Pick out the lines containing "title".

▼

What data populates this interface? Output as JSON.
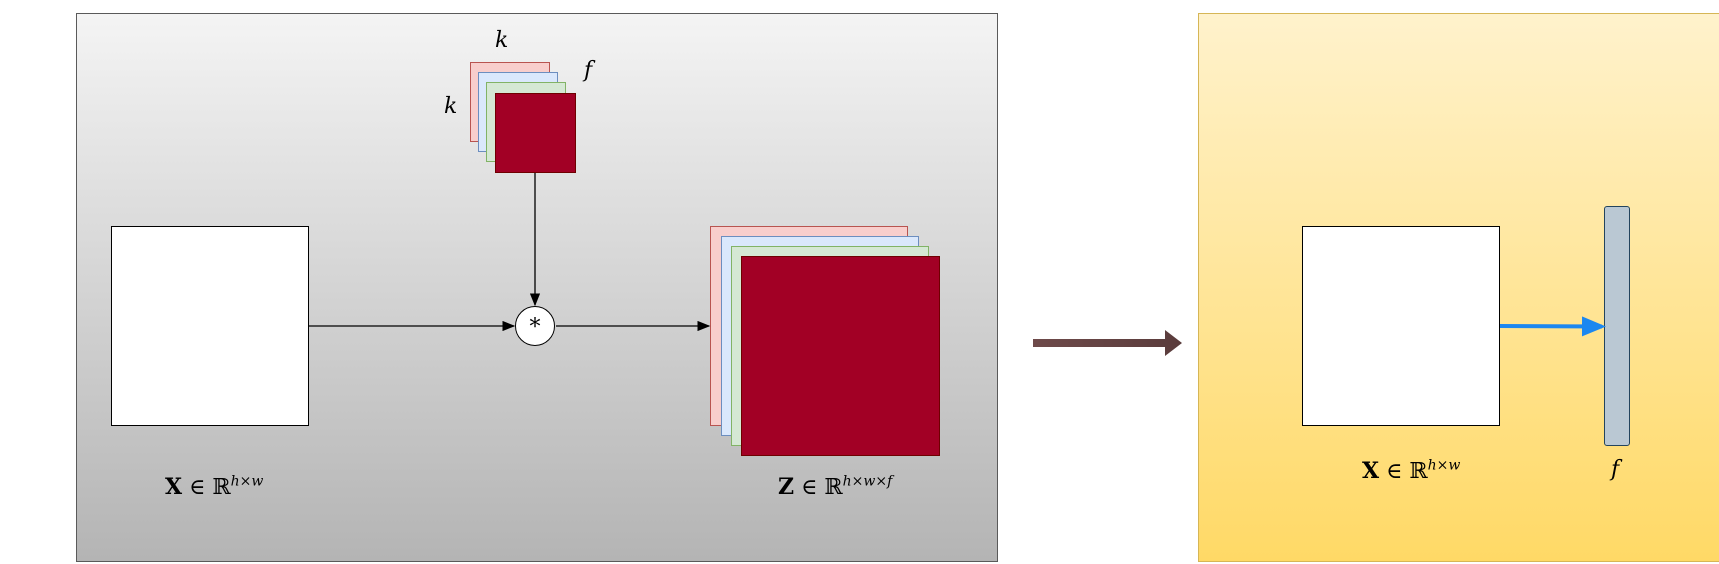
{
  "conv_block": {
    "filter_size_top": "k",
    "filter_size_left": "k",
    "filter_count": "f",
    "operator": "*",
    "input_label": {
      "symbol": "X",
      "set": "∈ ℝ",
      "exponent": "h×w"
    },
    "output_label": {
      "symbol": "Z",
      "set": "∈ ℝ",
      "exponent": "h×w×f"
    }
  },
  "dense_block": {
    "input_label": {
      "symbol": "X",
      "set": "∈ ℝ",
      "exponent": "h×w"
    },
    "output_label": "f"
  },
  "colors": {
    "filter_front": "#a20025",
    "pink_layer": "#f8cecc",
    "blue_layer": "#dae8fc",
    "green_layer": "#d5e8d4",
    "bar": "#bac8d3",
    "blue_arrow": "#1c87f0",
    "transition_arrow": "#5a3c3c"
  }
}
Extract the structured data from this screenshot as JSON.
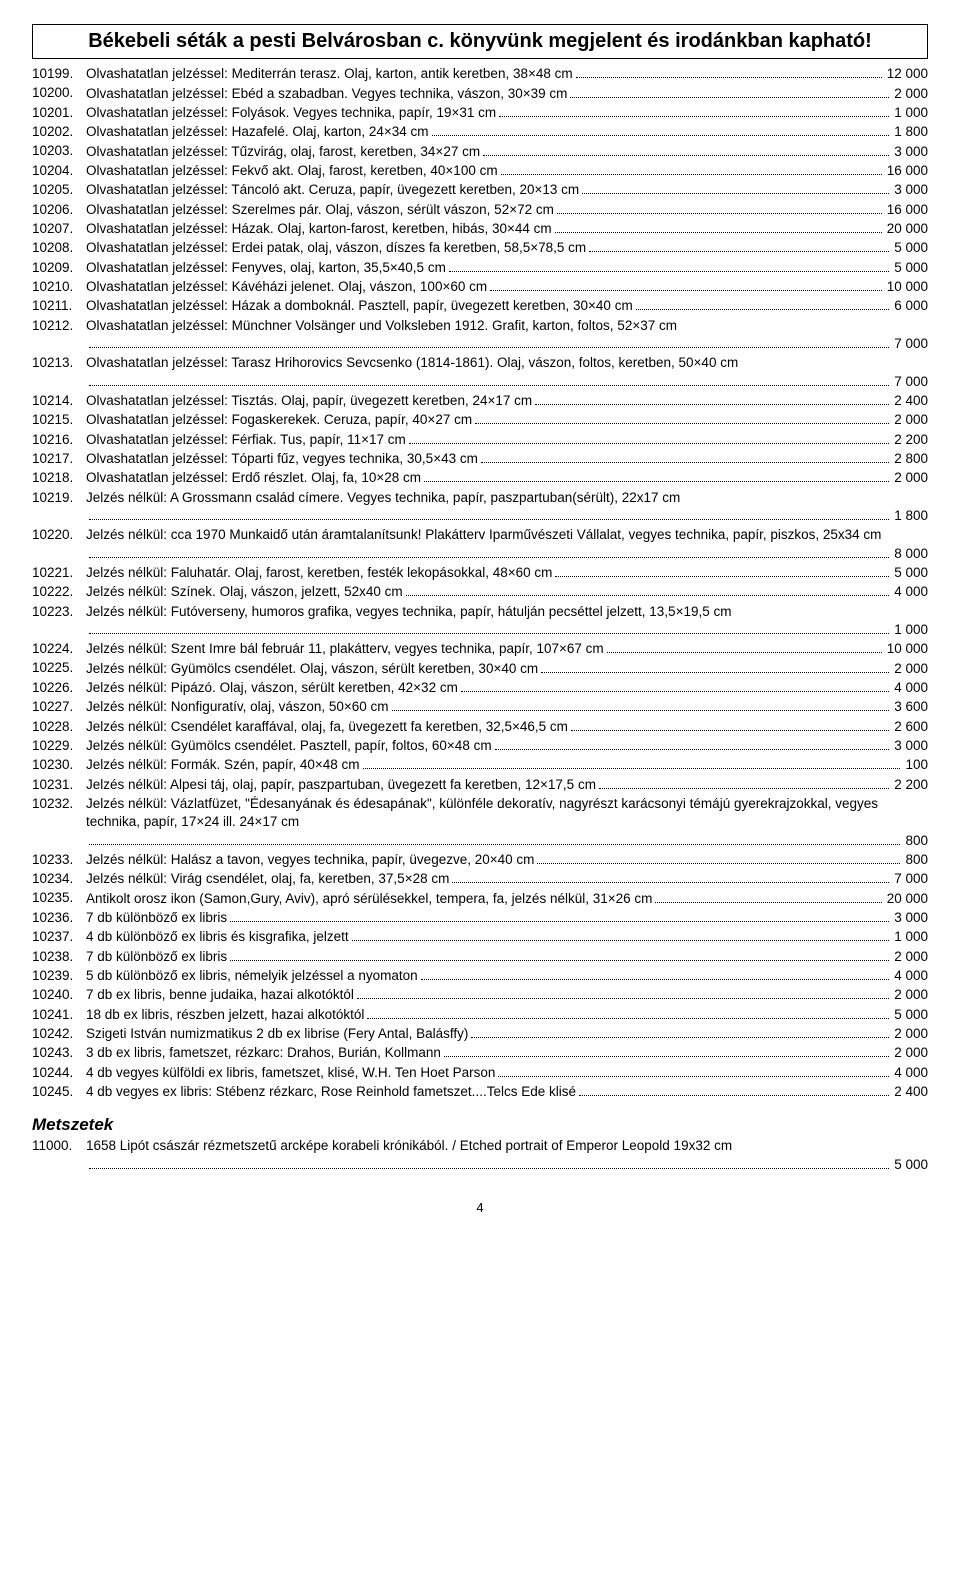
{
  "title": "Békebeli séták a pesti Belvárosban c. könyvünk megjelent és irodánkban kapható!",
  "items": [
    {
      "num": "10199.",
      "desc": "Olvashatatlan jelzéssel: Mediterrán terasz. Olaj, karton, antik keretben, 38×48 cm",
      "price": "12 000"
    },
    {
      "num": "10200.",
      "desc": "Olvashatatlan jelzéssel: Ebéd a szabadban. Vegyes technika, vászon, 30×39 cm",
      "price": "2 000"
    },
    {
      "num": "10201.",
      "desc": "Olvashatatlan jelzéssel: Folyások. Vegyes technika, papír, 19×31 cm",
      "price": "1 000"
    },
    {
      "num": "10202.",
      "desc": "Olvashatatlan jelzéssel: Hazafelé. Olaj, karton, 24×34 cm",
      "price": "1 800"
    },
    {
      "num": "10203.",
      "desc": "Olvashatatlan jelzéssel: Tűzvirág, olaj, farost, keretben, 34×27 cm",
      "price": "3 000"
    },
    {
      "num": "10204.",
      "desc": "Olvashatatlan jelzéssel: Fekvő akt. Olaj, farost, keretben, 40×100 cm",
      "price": "16 000"
    },
    {
      "num": "10205.",
      "desc": "Olvashatatlan jelzéssel: Táncoló akt. Ceruza, papír, üvegezett keretben, 20×13 cm",
      "price": "3 000"
    },
    {
      "num": "10206.",
      "desc": "Olvashatatlan jelzéssel: Szerelmes pár. Olaj, vászon, sérült vászon, 52×72 cm",
      "price": "16 000"
    },
    {
      "num": "10207.",
      "desc": "Olvashatatlan jelzéssel: Házak. Olaj, karton-farost, keretben, hibás, 30×44 cm",
      "price": "20 000"
    },
    {
      "num": "10208.",
      "desc": "Olvashatatlan jelzéssel: Erdei patak, olaj, vászon, díszes fa keretben, 58,5×78,5 cm",
      "price": "5 000"
    },
    {
      "num": "10209.",
      "desc": "Olvashatatlan jelzéssel: Fenyves, olaj, karton, 35,5×40,5 cm",
      "price": "5 000"
    },
    {
      "num": "10210.",
      "desc": "Olvashatatlan jelzéssel: Kávéházi jelenet. Olaj, vászon, 100×60 cm",
      "price": "10 000"
    },
    {
      "num": "10211.",
      "desc": "Olvashatatlan jelzéssel: Házak a domboknál. Pasztell, papír, üvegezett keretben, 30×40 cm",
      "price": "6 000"
    },
    {
      "num": "10212.",
      "desc": "Olvashatatlan jelzéssel: Münchner Volsänger und Volksleben 1912. Grafit, karton, foltos, 52×37 cm",
      "price": "7 000",
      "wrap": true
    },
    {
      "num": "10213.",
      "desc": "Olvashatatlan jelzéssel: Tarasz Hrihorovics Sevcsenko (1814-1861). Olaj, vászon, foltos, keretben, 50×40 cm",
      "price": "7 000",
      "wrap": true
    },
    {
      "num": "10214.",
      "desc": "Olvashatatlan jelzéssel: Tisztás. Olaj, papír, üvegezett keretben, 24×17 cm",
      "price": "2 400"
    },
    {
      "num": "10215.",
      "desc": "Olvashatatlan jelzéssel: Fogaskerekek. Ceruza, papír, 40×27 cm",
      "price": "2 000"
    },
    {
      "num": "10216.",
      "desc": "Olvashatatlan jelzéssel: Férfiak. Tus, papír, 11×17 cm",
      "price": "2 200"
    },
    {
      "num": "10217.",
      "desc": "Olvashatatlan jelzéssel: Tóparti fűz, vegyes technika, 30,5×43 cm",
      "price": "2 800"
    },
    {
      "num": "10218.",
      "desc": "Olvashatatlan jelzéssel: Erdő részlet. Olaj, fa, 10×28 cm",
      "price": "2 000"
    },
    {
      "num": "10219.",
      "desc": "Jelzés nélkül: A Grossmann család címere. Vegyes technika, papír, paszpartuban(sérült), 22x17 cm",
      "price": "1 800",
      "wrap": true
    },
    {
      "num": "10220.",
      "desc": "Jelzés nélkül: cca 1970 Munkaidő után áramtalanítsunk! Plakátterv Iparművészeti Vállalat, vegyes technika, papír, piszkos, 25x34 cm",
      "price": "8 000",
      "wrap": true
    },
    {
      "num": "10221.",
      "desc": "Jelzés nélkül: Faluhatár. Olaj, farost, keretben, festék lekopásokkal, 48×60 cm",
      "price": "5 000"
    },
    {
      "num": "10222.",
      "desc": "Jelzés nélkül: Színek. Olaj, vászon, jelzett, 52x40 cm",
      "price": "4 000"
    },
    {
      "num": "10223.",
      "desc": "Jelzés nélkül: Futóverseny, humoros grafika, vegyes technika, papír, hátulján pecséttel jelzett, 13,5×19,5 cm",
      "price": "1 000",
      "wrap": true
    },
    {
      "num": "10224.",
      "desc": "Jelzés nélkül: Szent Imre bál február 11, plakátterv, vegyes technika, papír, 107×67 cm",
      "price": "10 000"
    },
    {
      "num": "10225.",
      "desc": "Jelzés nélkül: Gyümölcs csendélet. Olaj, vászon, sérült keretben, 30×40 cm",
      "price": "2 000"
    },
    {
      "num": "10226.",
      "desc": "Jelzés nélkül: Pipázó. Olaj, vászon, sérült keretben, 42×32 cm",
      "price": "4 000"
    },
    {
      "num": "10227.",
      "desc": "Jelzés nélkül: Nonfiguratív, olaj, vászon, 50×60 cm",
      "price": "3 600"
    },
    {
      "num": "10228.",
      "desc": "Jelzés nélkül: Csendélet karaffával, olaj, fa, üvegezett fa keretben, 32,5×46,5 cm",
      "price": "2 600"
    },
    {
      "num": "10229.",
      "desc": "Jelzés nélkül: Gyümölcs csendélet. Pasztell, papír, foltos, 60×48 cm",
      "price": "3 000"
    },
    {
      "num": "10230.",
      "desc": "Jelzés nélkül: Formák. Szén, papír, 40×48 cm",
      "price": "100"
    },
    {
      "num": "10231.",
      "desc": "Jelzés nélkül: Alpesi táj, olaj, papír, paszpartuban, üvegezett fa keretben, 12×17,5 cm",
      "price": "2 200"
    },
    {
      "num": "10232.",
      "desc": "Jelzés nélkül: Vázlatfüzet, \"Édesanyának és édesapának\", különféle dekoratív, nagyrészt karácsonyi témájú gyerekrajzokkal, vegyes technika, papír, 17×24 ill. 24×17 cm",
      "price": "800",
      "wrap": true
    },
    {
      "num": "10233.",
      "desc": "Jelzés nélkül: Halász a tavon, vegyes technika, papír, üvegezve, 20×40 cm",
      "price": "800"
    },
    {
      "num": "10234.",
      "desc": "Jelzés nélkül: Virág csendélet, olaj, fa, keretben, 37,5×28 cm",
      "price": "7 000"
    },
    {
      "num": "10235.",
      "desc": "Antikolt orosz ikon (Samon,Gury, Aviv), apró sérülésekkel, tempera, fa, jelzés nélkül, 31×26 cm",
      "price": "20 000"
    },
    {
      "num": "10236.",
      "desc": "7 db különböző ex libris",
      "price": "3 000"
    },
    {
      "num": "10237.",
      "desc": "4 db különböző ex libris és kisgrafika, jelzett",
      "price": "1 000"
    },
    {
      "num": "10238.",
      "desc": "7 db különböző ex libris",
      "price": "2 000"
    },
    {
      "num": "10239.",
      "desc": "5 db különböző ex libris, némelyik jelzéssel a nyomaton",
      "price": "4 000"
    },
    {
      "num": "10240.",
      "desc": "7 db ex libris, benne judaika, hazai alkotóktól",
      "price": "2 000"
    },
    {
      "num": "10241.",
      "desc": "18 db ex libris, részben jelzett, hazai alkotóktól",
      "price": "5 000"
    },
    {
      "num": "10242.",
      "desc": "Szigeti István numizmatikus 2 db ex librise (Fery Antal, Balásffy)",
      "price": "2 000"
    },
    {
      "num": "10243.",
      "desc": "3 db ex libris, fametszet, rézkarc: Drahos, Burián, Kollmann",
      "price": "2 000"
    },
    {
      "num": "10244.",
      "desc": "4 db vegyes külföldi ex libris, fametszet, klisé, W.H. Ten Hoet Parson",
      "price": "4 000"
    },
    {
      "num": "10245.",
      "desc": "4 db vegyes ex libris: Stébenz rézkarc, Rose Reinhold fametszet....Telcs Ede klisé",
      "price": "2 400"
    }
  ],
  "section2": {
    "title": "Metszetek",
    "items": [
      {
        "num": "11000.",
        "desc": "1658 Lipót császár rézmetszetű arcképe korabeli krónikából. / Etched portrait of Emperor Leopold 19x32 cm",
        "price": "5 000",
        "wrap": true
      }
    ]
  },
  "pagenum": "4"
}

▲

» **Expected output**
  "title": "Békebeli séták a pesti Belvárosban c. könyvünk megjelent és irodánkban kapható!",
    "title": "Metszetek",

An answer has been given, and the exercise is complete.